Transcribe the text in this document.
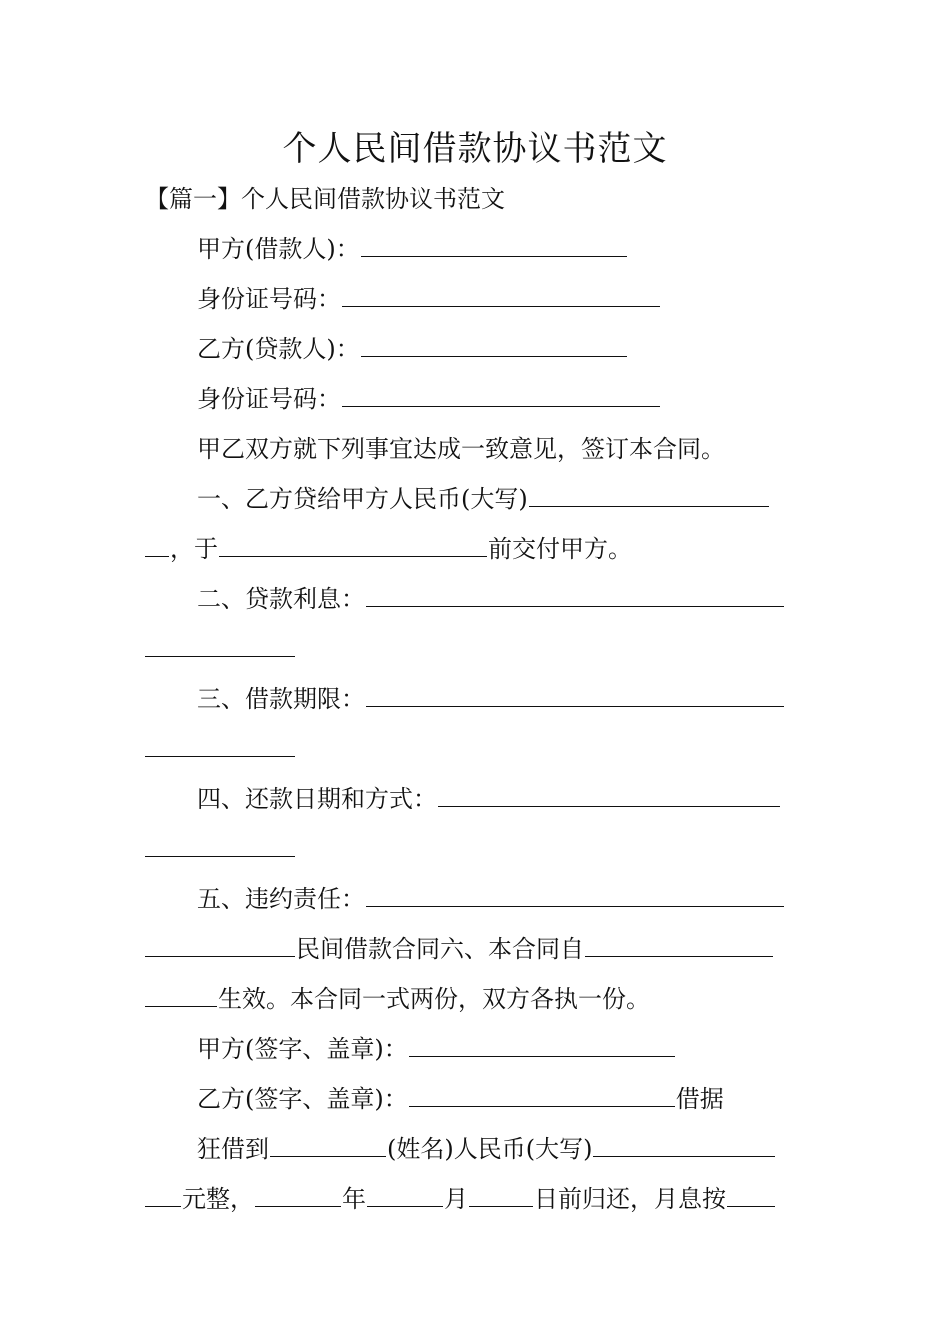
个人民间借款协议书范文
【篇一】个人民间借款协议书范文
甲方(借款人)：
身份证号码：
乙方(贷款人)：
身份证号码：
甲乙双方就下列事宜达成一致意见，签订本合同。
一、乙方贷给甲方人民币(大写)
，于	前交付甲方。
二、贷款利息：
三、借款期限：
四、还款日期和方式：
五、违约责任：
民间借款合同六、本合同自
生效。本合同一式两份，双方各执一份。
甲方(签字、盖章)：
乙方(签字、盖章)：	借据
狂借到	(姓名)人民币(大写)
元整，	年	月	日前归还，月息按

+ + +

▶ [TASK PROMPT]:
Copy the whole listing above word for word but do not carry over the pictures.

▶ [ANSWER TO THE EXERCISE]:
Transcribe the text in this document.
个人民间借款协议书范文
【篇一】个人民间借款协议书范文
甲方(借款人)：
身份证号码：
乙方(贷款人)：
身份证号码：
甲乙双方就下列事宜达成一致意见，签订本合同。
一、乙方贷给甲方人民币(大写)
，于	前交付甲方。
二、贷款利息：
三、借款期限：
四、还款日期和方式：
五、违约责任：
民间借款合同六、本合同自
生效。本合同一式两份，双方各执一份。
甲方(签字、盖章)：
乙方(签字、盖章)：	借据
狂借到	(姓名)人民币(大写)
元整，	年	月	日前归还，月息按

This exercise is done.